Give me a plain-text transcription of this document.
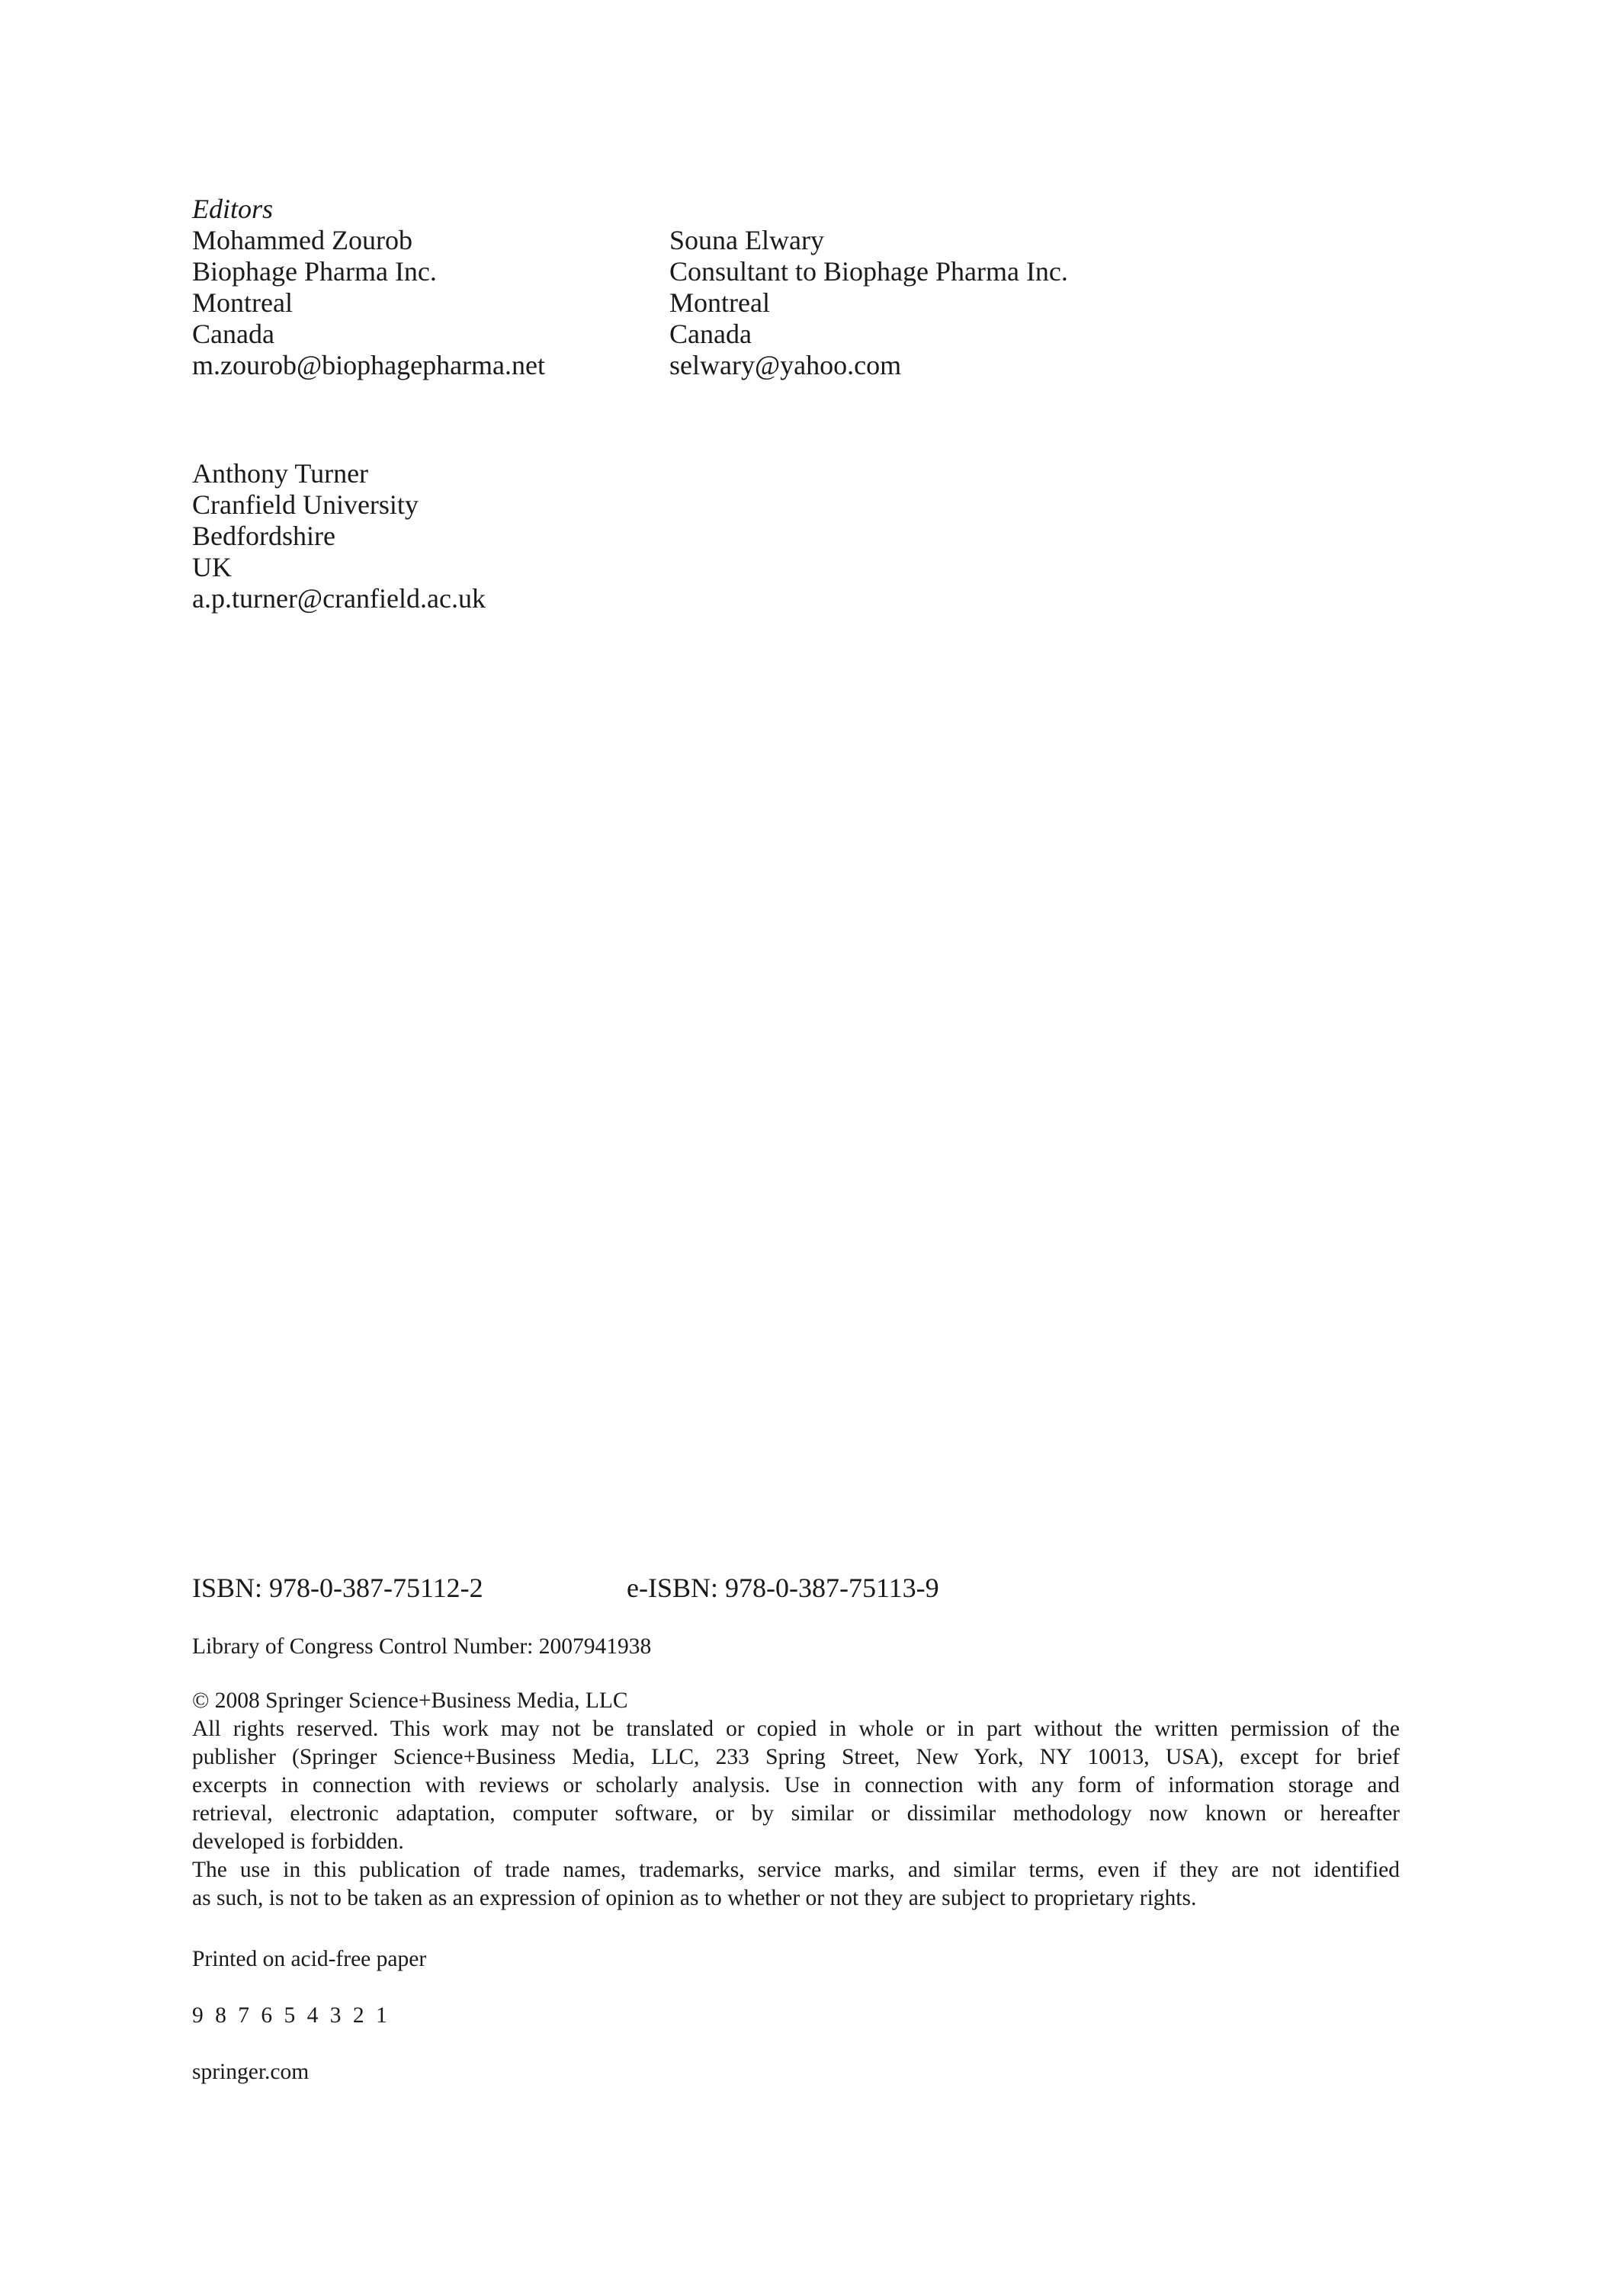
Editors
Mohammed Zourob
Biophage Pharma Inc.
Montreal
Canada
m.zourob@biophagepharma.net
Souna Elwary
Consultant to Biophage Pharma Inc.
Montreal
Canada
selwary@yahoo.com
Anthony Turner
Cranfield University
Bedfordshire
UK
a.p.turner@cranfield.ac.uk
ISBN: 978-0-387-75112-2	e-ISBN: 978-0-387-75113-9
Library of Congress Control Number: 2007941938
© 2008 Springer Science+Business Media, LLC
All rights reserved. This work may not be translated or copied in whole or in part without the written permission of the
publisher (Springer Science+Business Media, LLC, 233 Spring Street, New York, NY 10013, USA), except for brief
excerpts in connection with reviews or scholarly analysis. Use in connection with any form of information storage and
retrieval, electronic adaptation, computer software, or by similar or dissimilar methodology now known or hereafter
developed is forbidden.
The use in this publication of trade names, trademarks, service marks, and similar terms, even if they are not identified
as such, is not to be taken as an expression of opinion as to whether or not they are subject to proprietary rights.
Printed on acid-free paper
9 8 7 6 5 4 3 2 1
springer.com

#####

What needs to be done: Filter the data for the string "Media" and copy every line that has it.

Task response:
© 2008 Springer Science+Business Media, LLC
publisher (Springer Science+Business Media, LLC, 233 Spring Street, New York, NY 10013, USA), except for brief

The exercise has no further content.